→ **OBJECTIVE**:
Quote the whole listing word for word. Do not include the pictures.

→ **Records contained in a dataset**:
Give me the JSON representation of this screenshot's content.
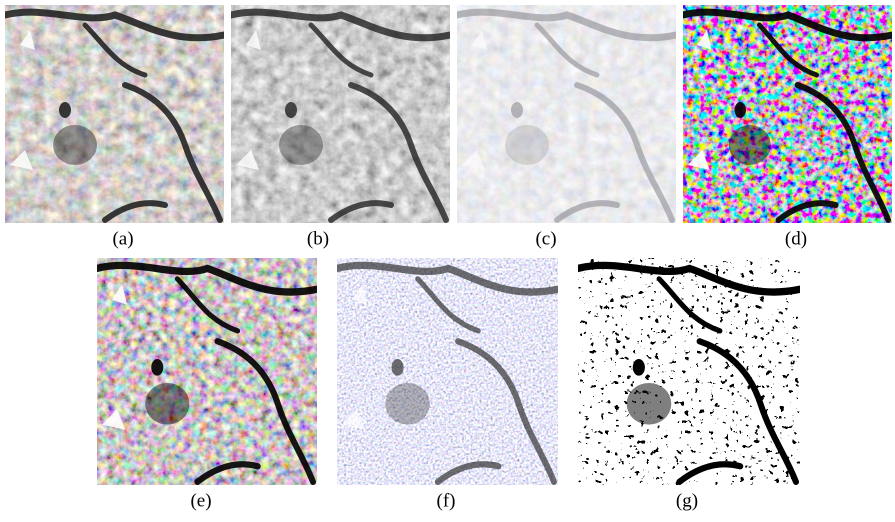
{
  "figure": {
    "panels": [
      {
        "label": "(a)"
      },
      {
        "label": "(b)"
      },
      {
        "label": "(c)"
      },
      {
        "label": "(d)"
      },
      {
        "label": "(e)"
      },
      {
        "label": "(f)"
      },
      {
        "label": "(g)"
      }
    ]
  }
}
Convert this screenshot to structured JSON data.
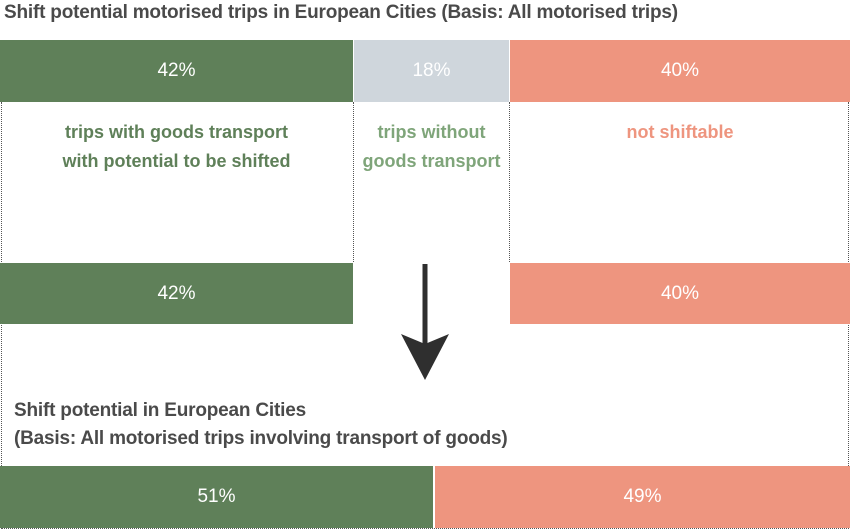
{
  "colors": {
    "green": "#5f8059",
    "grey": "#cfd6dc",
    "salmon": "#ee957f",
    "cat_without": "#7fa57a",
    "arrow": "#2f2f2f"
  },
  "icons": {
    "arrow": "arrow-down-icon"
  },
  "chart_data": [
    {
      "type": "bar",
      "title": "Shift potential motorised trips in European Cities (Basis: All motorised trips)",
      "orientation": "horizontal-stacked",
      "categories": [
        "trips with goods transport with potential to be shifted",
        "trips without goods transport",
        "not shiftable"
      ],
      "values": [
        42,
        18,
        40
      ],
      "labels": [
        "42%",
        "18%",
        "40%"
      ],
      "category_labels": {
        "shiftable": [
          "trips with goods transport",
          "with potential to be shifted"
        ],
        "without": [
          "trips without",
          "goods transport"
        ],
        "not_shiftable": [
          "not shiftable"
        ]
      }
    },
    {
      "type": "bar",
      "orientation": "horizontal-stacked",
      "values": [
        42,
        40
      ],
      "labels": [
        "42%",
        "40%"
      ]
    },
    {
      "type": "bar",
      "title": [
        "Shift potential in European Cities",
        "(Basis: All motorised trips involving transport of goods)"
      ],
      "orientation": "horizontal-stacked",
      "values": [
        51,
        49
      ],
      "labels": [
        "51%",
        "49%"
      ]
    }
  ]
}
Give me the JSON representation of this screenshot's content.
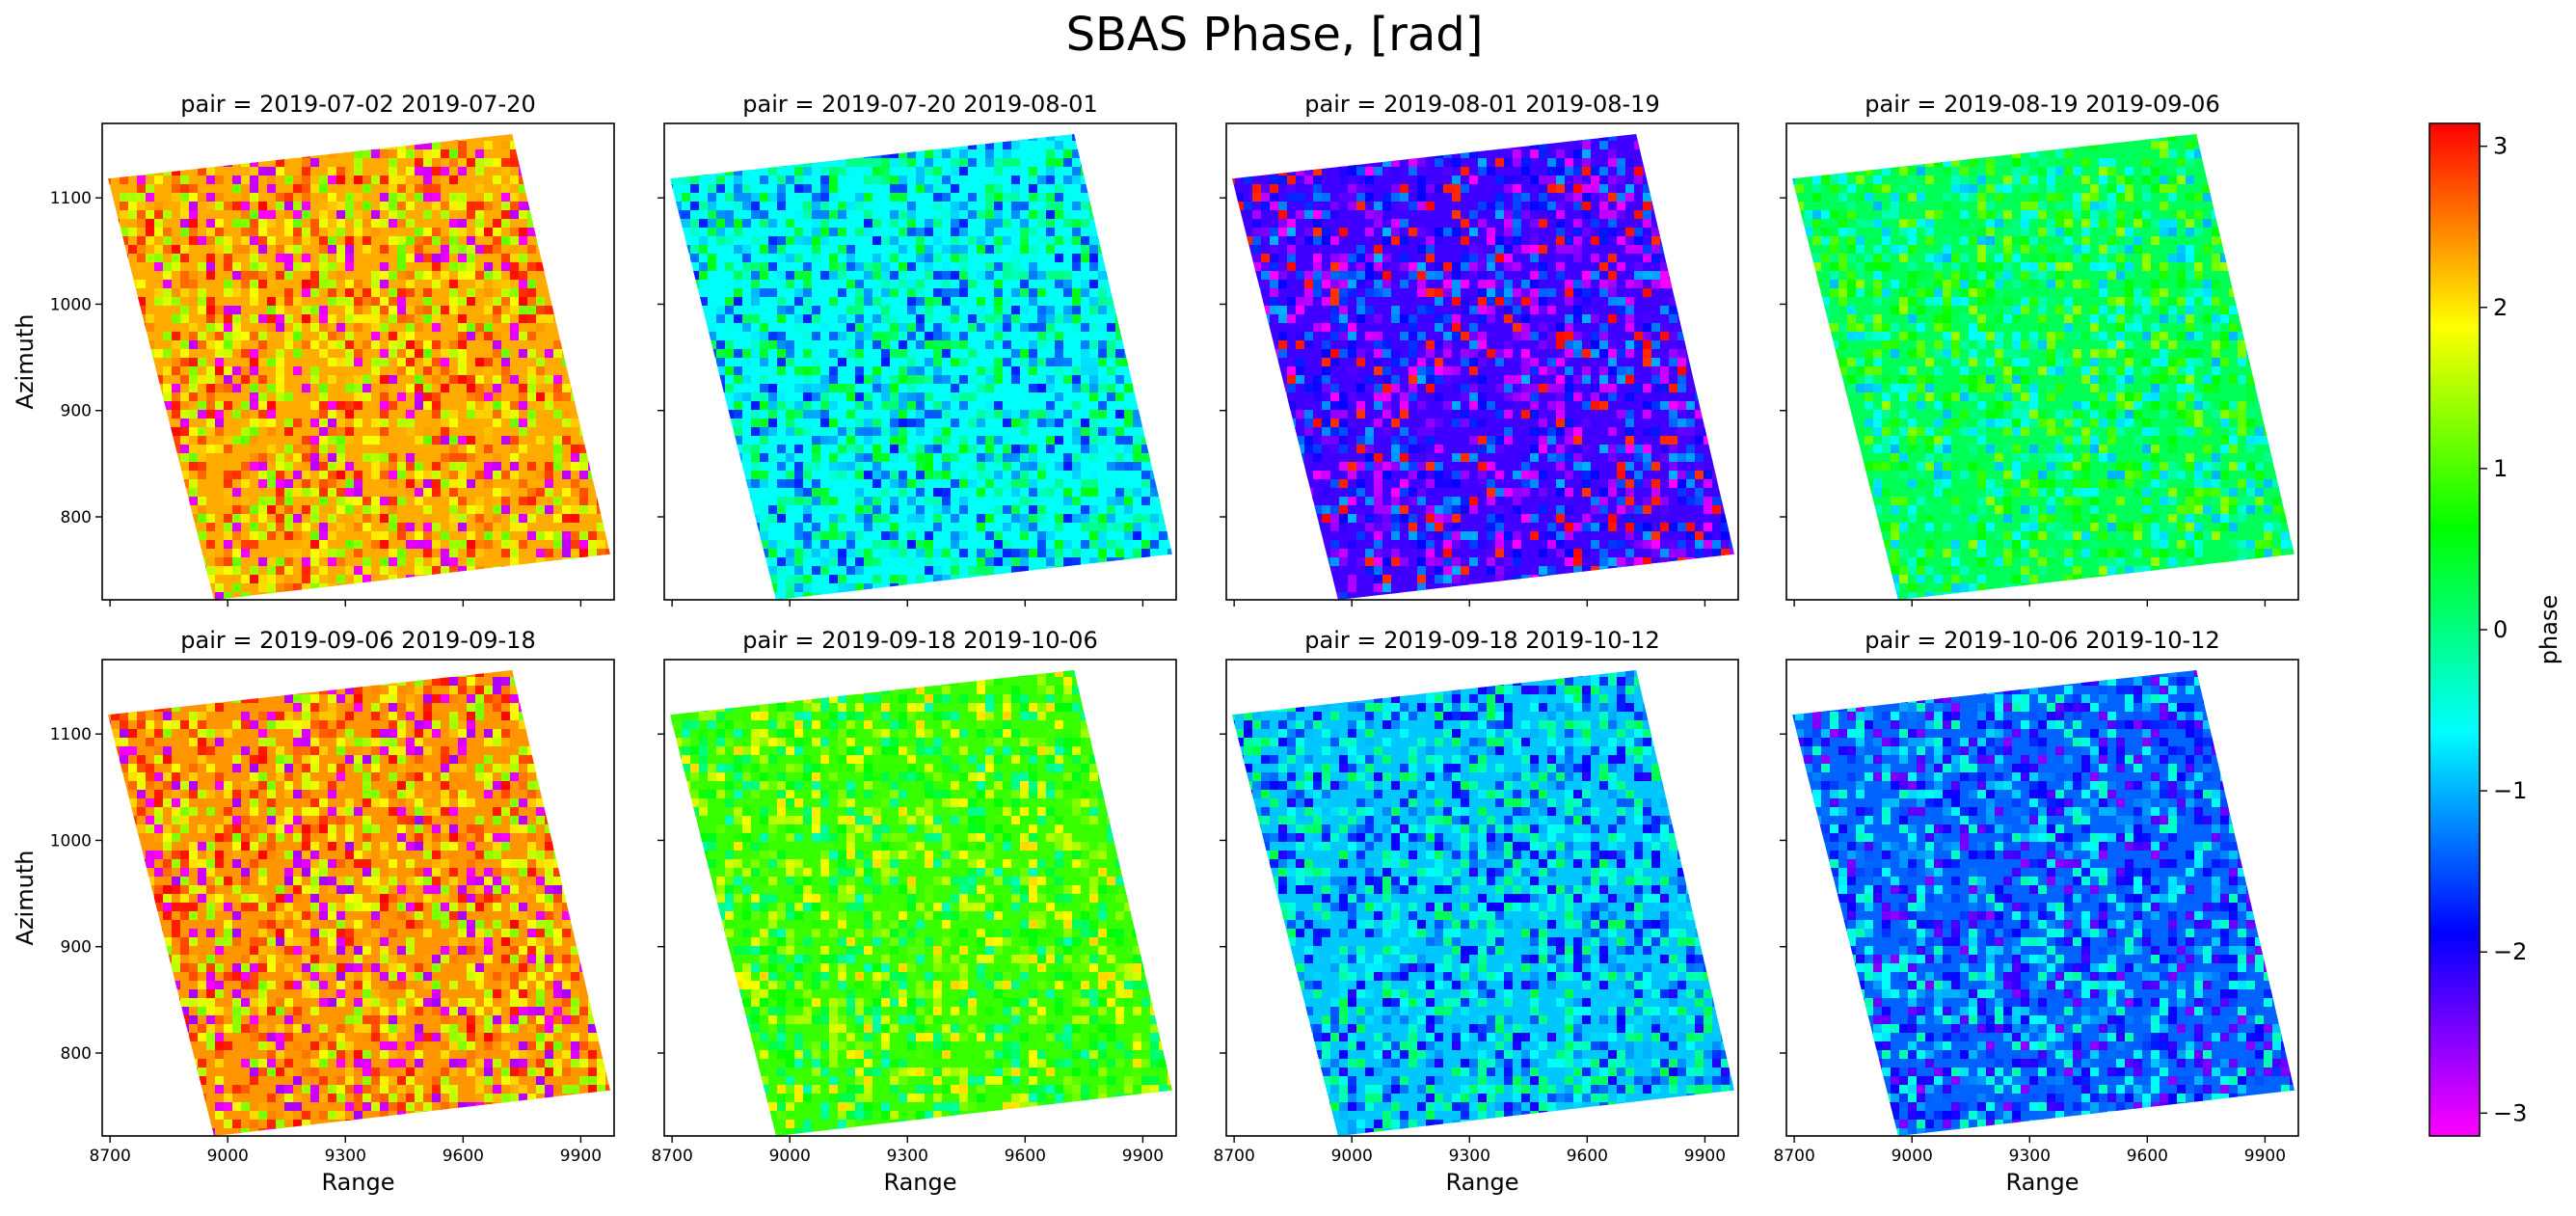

→ **THE SOLUTION**:
Give me the JSON representation of this screenshot's content.
{
  "figure": {
    "panels": [
      {
        "label": "(a)"
      },
      {
        "label": "(b)"
      },
      {
        "label": "(c)"
      },
      {
        "label": "(d)"
      },
      {
        "label": "(e)"
      },
      {
        "label": "(f)"
      },
      {
        "label": "(g)"
      }
    ]
  }
}
Convert this screenshot to structured JSON data.
{
  "colors": {
    "green": "#5f8059",
    "grey": "#cfd6dc",
    "salmon": "#ee957f",
    "cat_without": "#7fa57a",
    "arrow": "#2f2f2f"
  },
  "icons": {
    "arrow": "arrow-down-icon"
  },
  "chart_data": [
    {
      "type": "bar",
      "title": "Shift potential motorised trips in European Cities (Basis: All motorised trips)",
      "orientation": "horizontal-stacked",
      "categories": [
        "trips with goods transport with potential to be shifted",
        "trips without goods transport",
        "not shiftable"
      ],
      "values": [
        42,
        18,
        40
      ],
      "labels": [
        "42%",
        "18%",
        "40%"
      ],
      "category_labels": {
        "shiftable": [
          "trips with goods transport",
          "with potential to be shifted"
        ],
        "without": [
          "trips without",
          "goods transport"
        ],
        "not_shiftable": [
          "not shiftable"
        ]
      }
    },
    {
      "type": "bar",
      "orientation": "horizontal-stacked",
      "values": [
        42,
        40
      ],
      "labels": [
        "42%",
        "40%"
      ]
    },
    {
      "type": "bar",
      "title": [
        "Shift potential in European Cities",
        "(Basis: All motorised trips involving transport of goods)"
      ],
      "orientation": "horizontal-stacked",
      "values": [
        51,
        49
      ],
      "labels": [
        "51%",
        "49%"
      ]
    }
  ]
}
Give me the JSON representation of this screenshot's content.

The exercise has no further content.